■ Your goal: Would it be possible to write out each entry below exactly, without the pictures?
# Data to process start
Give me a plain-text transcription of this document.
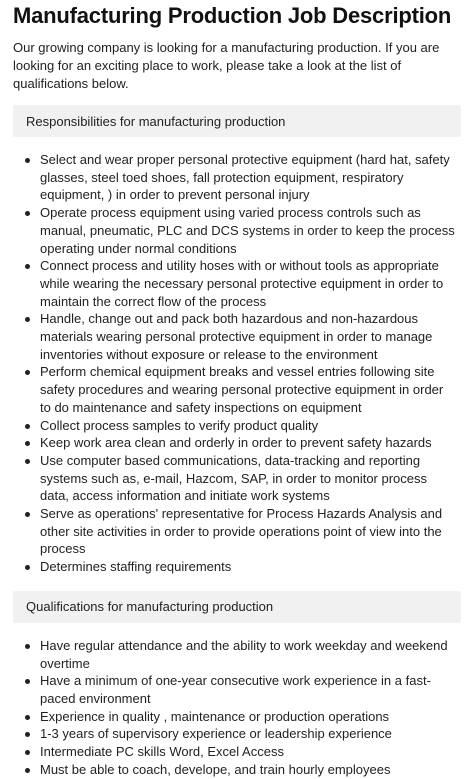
Manufacturing Production Job Description

Our growing company is looking for a manufacturing production. If you are looking for an exciting place to work, please take a look at the list of qualifications below.

Responsibilities for manufacturing production
Select and wear proper personal protective equipment (hard hat, safety glasses, steel toed shoes, fall protection equipment, respiratory equipment, ) in order to prevent personal injury
Operate process equipment using varied process controls such as manual, pneumatic, PLC and DCS systems in order to keep the process operating under normal conditions
Connect process and utility hoses with or without tools as appropriate while wearing the necessary personal protective equipment in order to maintain the correct flow of the process
Handle, change out and pack both hazardous and non-hazardous materials wearing personal protective equipment in order to manage inventories without exposure or release to the environment
Perform chemical equipment breaks and vessel entries following site safety procedures and wearing personal protective equipment in order to do maintenance and safety inspections on equipment
Collect process samples to verify product quality
Keep work area clean and orderly in order to prevent safety hazards
Use computer based communications, data-tracking and reporting systems such as, e-mail, Hazcom, SAP, in order to monitor process data, access information and initiate work systems
Serve as operations' representative for Process Hazards Analysis and other site activities in order to provide operations point of view into the process
Determines staffing requirements
Qualifications for manufacturing production
Have regular attendance and the ability to work weekday and weekend overtime
Have a minimum of one-year consecutive work experience in a fast-paced environment
Experience in quality , maintenance or production operations
1-3 years of supervisory experience or leadership experience
Intermediate PC skills Word, Excel Access
Must be able to coach, develope, and train hourly employees
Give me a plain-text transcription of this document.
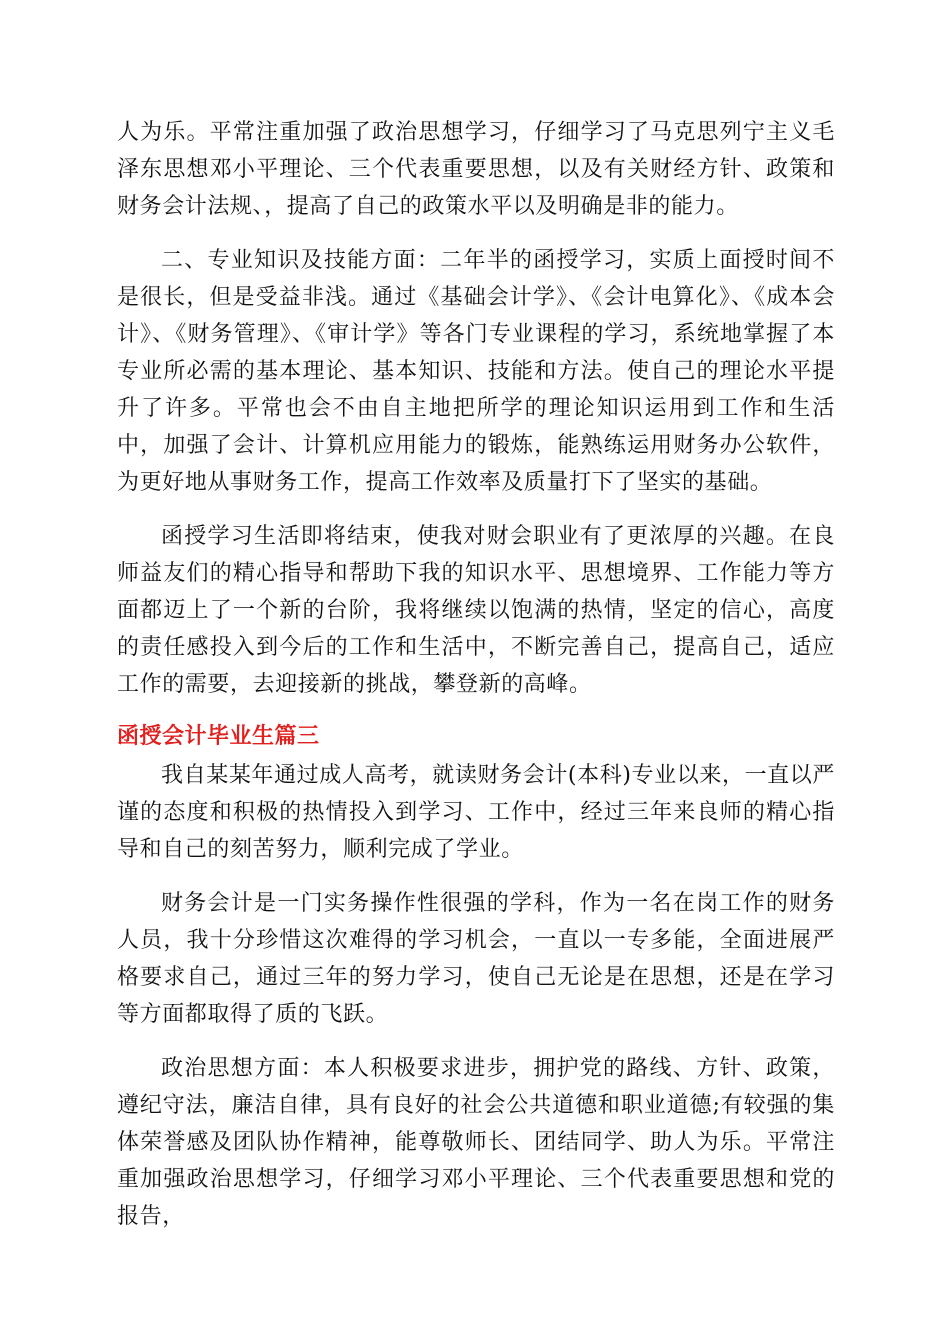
人为乐。平常注重加强了政治思想学习，仔细学习了马克思列宁主义毛泽东思想邓小平理论、三个代表重要思想，以及有关财经方针、政策和财务会计法规、，提高了自己的政策水平以及明确是非的能力。

二、专业知识及技能方面：二年半的函授学习，实质上面授时间不是很长，但是受益非浅。通过《基础会计学》、《会计电算化》、《成本会计》、《财务管理》、《审计学》等各门专业课程的学习，系统地掌握了本专业所必需的基本理论、基本知识、技能和方法。使自己的理论水平提升了许多。平常也会不由自主地把所学的理论知识运用到工作和生活中，加强了会计、计算机应用能力的锻炼，能熟练运用财务办公软件，为更好地从事财务工作，提高工作效率及质量打下了坚实的基础。

函授学习生活即将结束，使我对财会职业有了更浓厚的兴趣。在良师益友们的精心指导和帮助下我的知识水平、思想境界、工作能力等方面都迈上了一个新的台阶，我将继续以饱满的热情，坚定的信心，高度的责任感投入到今后的工作和生活中，不断完善自己，提高自己，适应工作的需要，去迎接新的挑战，攀登新的高峰。

函授会计毕业生篇三

我自某某年通过成人高考，就读财务会计(本科)专业以来，一直以严谨的态度和积极的热情投入到学习、工作中，经过三年来良师的精心指导和自己的刻苦努力，顺利完成了学业。

财务会计是一门实务操作性很强的学科，作为一名在岗工作的财务人员，我十分珍惜这次难得的学习机会，一直以一专多能，全面进展严格要求自己，通过三年的努力学习，使自己无论是在思想，还是在学习等方面都取得了质的飞跃。

政治思想方面：本人积极要求进步，拥护党的路线、方针、政策，遵纪守法，廉洁自律，具有良好的社会公共道德和职业道德;有较强的集体荣誉感及团队协作精神，能尊敬师长、团结同学、助人为乐。平常注重加强政治思想学习，仔细学习邓小平理论、三个代表重要思想和党的报告，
# Data to process end
■ Problem solution:
Give me a plain-text transcription of this document.
Manufacturing Production Job Description

Our growing company is looking for a manufacturing production. If you are looking for an exciting place to work, please take a look at the list of qualifications below.

Responsibilities for manufacturing production
Select and wear proper personal protective equipment (hard hat, safety glasses, steel toed shoes, fall protection equipment, respiratory equipment, ) in order to prevent personal injury
Operate process equipment using varied process controls such as manual, pneumatic, PLC and DCS systems in order to keep the process operating under normal conditions
Connect process and utility hoses with or without tools as appropriate while wearing the necessary personal protective equipment in order to maintain the correct flow of the process
Handle, change out and pack both hazardous and non-hazardous materials wearing personal protective equipment in order to manage inventories without exposure or release to the environment
Perform chemical equipment breaks and vessel entries following site safety procedures and wearing personal protective equipment in order to do maintenance and safety inspections on equipment
Collect process samples to verify product quality
Keep work area clean and orderly in order to prevent safety hazards
Use computer based communications, data-tracking and reporting systems such as, e-mail, Hazcom, SAP, in order to monitor process data, access information and initiate work systems
Serve as operations' representative for Process Hazards Analysis and other site activities in order to provide operations point of view into the process
Determines staffing requirements
Qualifications for manufacturing production
Have regular attendance and the ability to work weekday and weekend overtime
Have a minimum of one-year consecutive work experience in a fast-paced environment
Experience in quality , maintenance or production operations
1-3 years of supervisory experience or leadership experience
Intermediate PC skills Word, Excel Access
Must be able to coach, develope, and train hourly employees
Give me a plain-text transcription of this document.
人为乐。平常注重加强了政治思想学习，仔细学习了马克思列宁主义毛泽东思想邓小平理论、三个代表重要思想，以及有关财经方针、政策和财务会计法规、，提高了自己的政策水平以及明确是非的能力。

二、专业知识及技能方面：二年半的函授学习，实质上面授时间不是很长，但是受益非浅。通过《基础会计学》、《会计电算化》、《成本会计》、《财务管理》、《审计学》等各门专业课程的学习，系统地掌握了本专业所必需的基本理论、基本知识、技能和方法。使自己的理论水平提升了许多。平常也会不由自主地把所学的理论知识运用到工作和生活中，加强了会计、计算机应用能力的锻炼，能熟练运用财务办公软件，为更好地从事财务工作，提高工作效率及质量打下了坚实的基础。

函授学习生活即将结束，使我对财会职业有了更浓厚的兴趣。在良师益友们的精心指导和帮助下我的知识水平、思想境界、工作能力等方面都迈上了一个新的台阶，我将继续以饱满的热情，坚定的信心，高度的责任感投入到今后的工作和生活中，不断完善自己，提高自己，适应工作的需要，去迎接新的挑战，攀登新的高峰。

函授会计毕业生篇三

我自某某年通过成人高考，就读财务会计(本科)专业以来，一直以严谨的态度和积极的热情投入到学习、工作中，经过三年来良师的精心指导和自己的刻苦努力，顺利完成了学业。

财务会计是一门实务操作性很强的学科，作为一名在岗工作的财务人员，我十分珍惜这次难得的学习机会，一直以一专多能，全面进展严格要求自己，通过三年的努力学习，使自己无论是在思想，还是在学习等方面都取得了质的飞跃。

政治思想方面：本人积极要求进步，拥护党的路线、方针、政策，遵纪守法，廉洁自律，具有良好的社会公共道德和职业道德;有较强的集体荣誉感及团队协作精神，能尊敬师长、团结同学、助人为乐。平常注重加强政治思想学习，仔细学习邓小平理论、三个代表重要思想和党的报告，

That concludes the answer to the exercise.